Records:
########
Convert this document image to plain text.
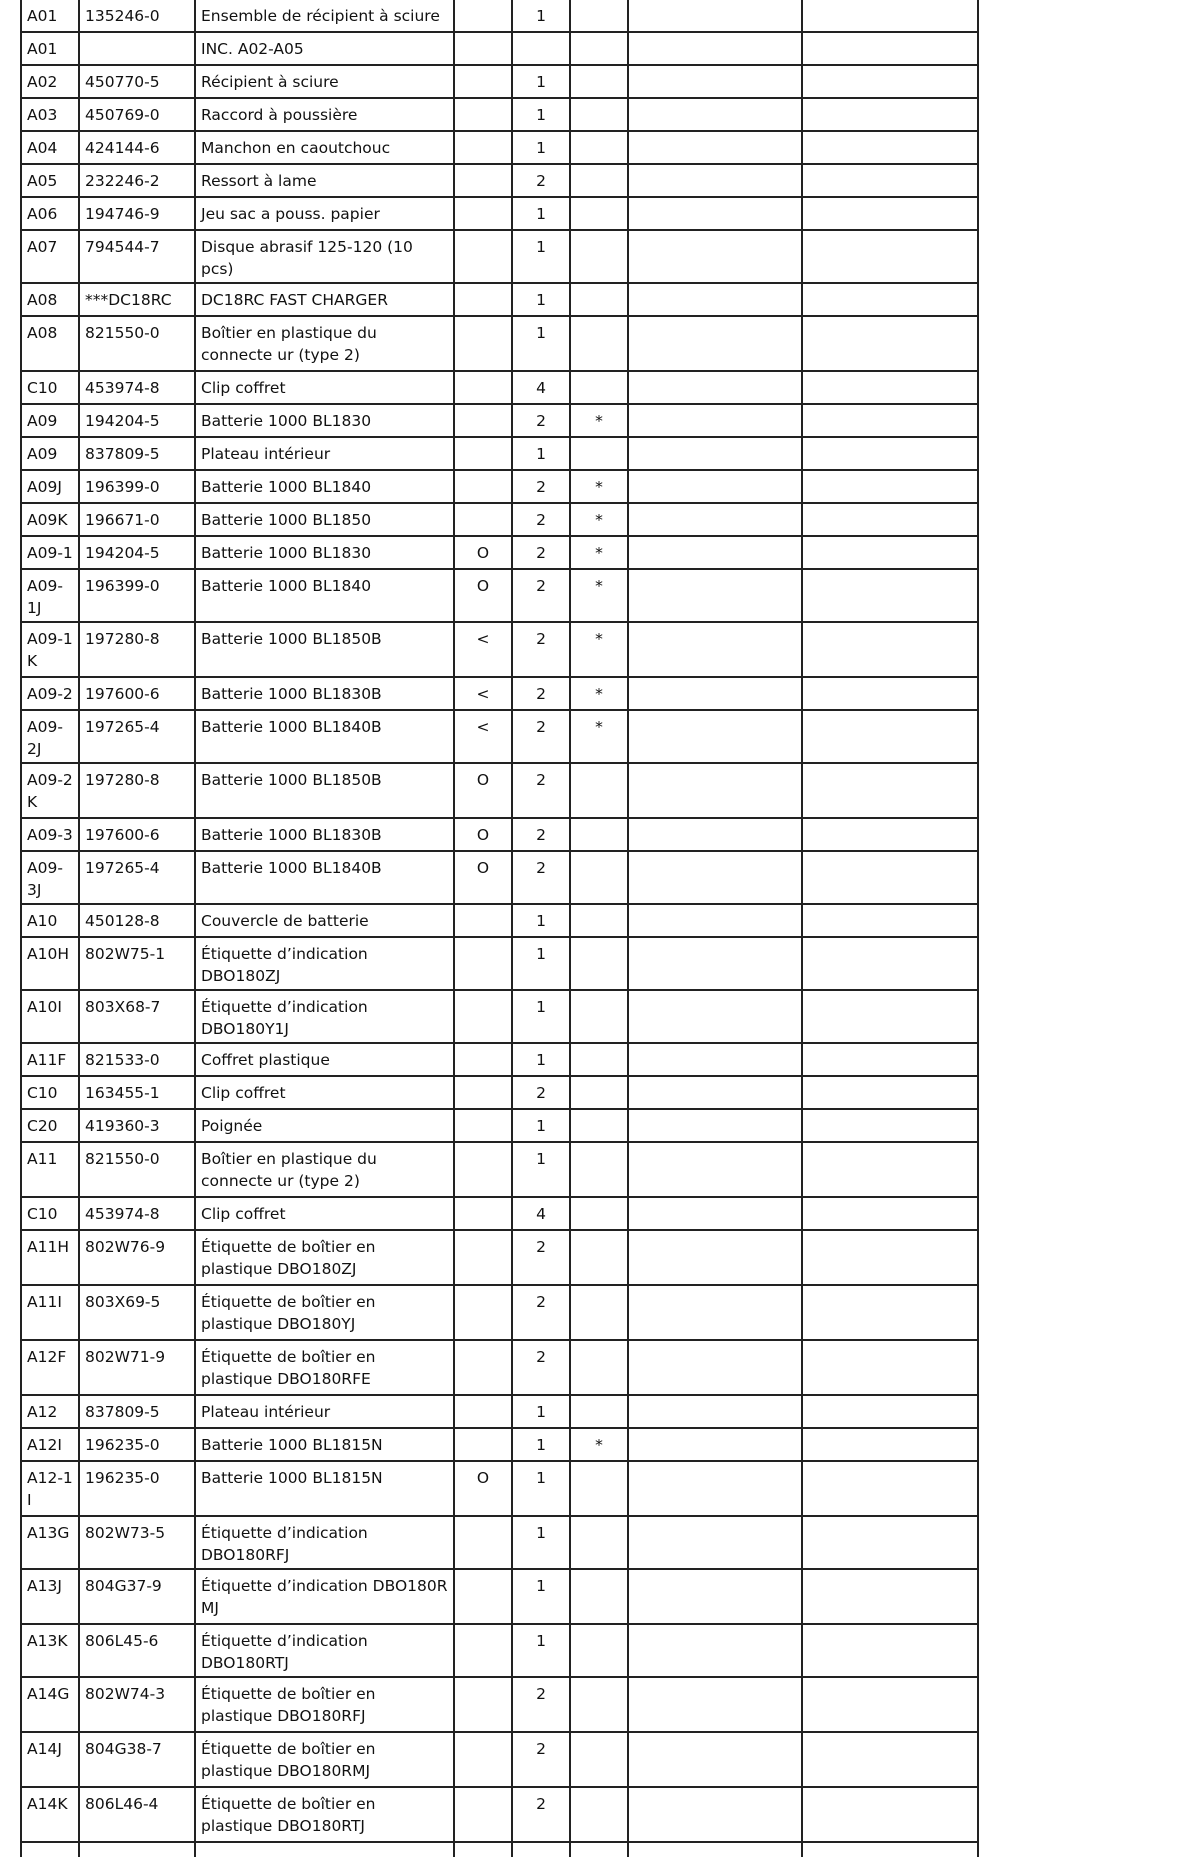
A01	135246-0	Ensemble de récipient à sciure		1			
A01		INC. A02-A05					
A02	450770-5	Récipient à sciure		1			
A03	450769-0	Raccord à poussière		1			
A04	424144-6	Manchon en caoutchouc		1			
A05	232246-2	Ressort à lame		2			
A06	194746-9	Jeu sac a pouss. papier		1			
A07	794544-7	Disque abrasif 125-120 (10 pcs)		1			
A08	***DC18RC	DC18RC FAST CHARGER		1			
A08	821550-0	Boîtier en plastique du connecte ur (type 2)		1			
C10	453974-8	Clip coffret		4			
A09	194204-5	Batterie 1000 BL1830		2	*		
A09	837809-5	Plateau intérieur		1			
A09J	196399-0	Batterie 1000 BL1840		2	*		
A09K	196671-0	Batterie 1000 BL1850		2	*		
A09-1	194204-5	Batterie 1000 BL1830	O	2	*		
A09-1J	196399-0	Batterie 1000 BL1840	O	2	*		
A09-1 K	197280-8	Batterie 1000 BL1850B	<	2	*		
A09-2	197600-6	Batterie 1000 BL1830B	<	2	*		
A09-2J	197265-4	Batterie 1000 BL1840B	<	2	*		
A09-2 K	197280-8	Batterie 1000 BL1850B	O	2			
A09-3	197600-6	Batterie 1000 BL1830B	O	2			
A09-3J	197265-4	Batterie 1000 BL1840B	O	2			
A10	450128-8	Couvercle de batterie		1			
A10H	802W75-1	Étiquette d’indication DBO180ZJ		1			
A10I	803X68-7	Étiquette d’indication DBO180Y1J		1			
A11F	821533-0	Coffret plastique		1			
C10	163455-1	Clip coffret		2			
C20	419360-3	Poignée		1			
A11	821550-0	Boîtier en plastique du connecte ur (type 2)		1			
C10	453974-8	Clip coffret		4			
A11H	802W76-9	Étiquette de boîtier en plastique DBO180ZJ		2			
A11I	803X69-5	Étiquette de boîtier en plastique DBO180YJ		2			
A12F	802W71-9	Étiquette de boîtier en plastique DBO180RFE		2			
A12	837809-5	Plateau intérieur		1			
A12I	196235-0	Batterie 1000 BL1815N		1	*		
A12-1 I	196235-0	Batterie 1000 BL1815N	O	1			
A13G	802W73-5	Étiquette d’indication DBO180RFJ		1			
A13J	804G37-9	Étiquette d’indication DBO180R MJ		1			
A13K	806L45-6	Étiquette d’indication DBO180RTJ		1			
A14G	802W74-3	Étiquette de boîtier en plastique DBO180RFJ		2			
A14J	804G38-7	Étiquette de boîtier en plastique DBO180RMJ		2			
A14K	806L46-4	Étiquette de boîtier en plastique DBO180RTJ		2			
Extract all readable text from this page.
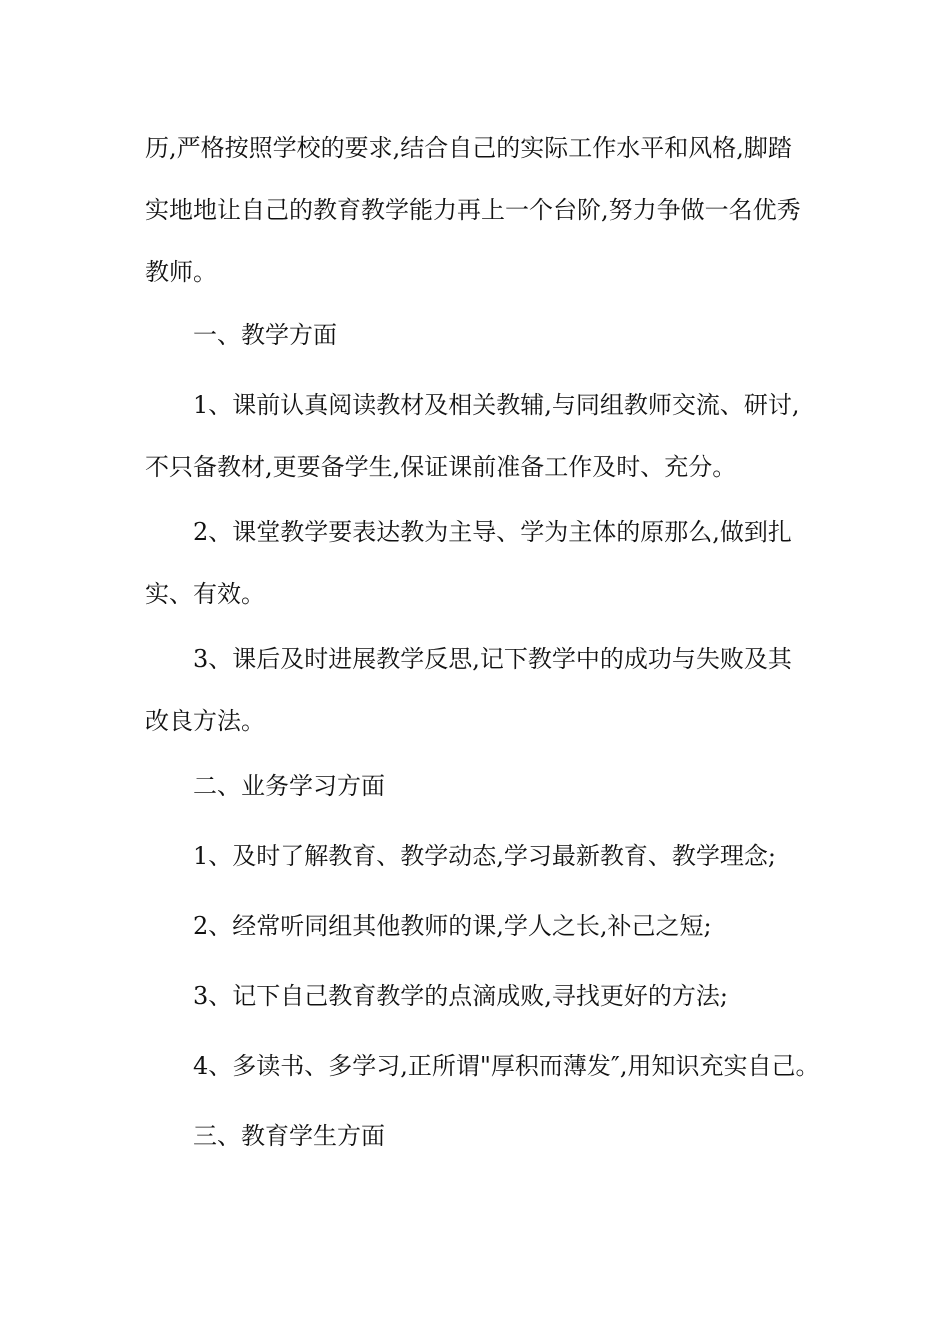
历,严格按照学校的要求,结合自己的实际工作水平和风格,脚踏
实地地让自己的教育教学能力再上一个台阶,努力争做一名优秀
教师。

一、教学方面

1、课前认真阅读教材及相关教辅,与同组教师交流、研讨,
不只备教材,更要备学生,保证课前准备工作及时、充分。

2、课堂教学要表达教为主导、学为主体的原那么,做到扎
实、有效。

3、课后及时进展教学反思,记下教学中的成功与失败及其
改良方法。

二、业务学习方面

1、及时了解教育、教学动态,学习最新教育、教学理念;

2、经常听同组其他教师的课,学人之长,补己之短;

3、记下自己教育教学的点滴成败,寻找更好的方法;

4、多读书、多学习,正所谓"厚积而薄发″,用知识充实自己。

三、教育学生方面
########
Count every line in the preceding entries where the string "Plateau" appears, then state only the total.

2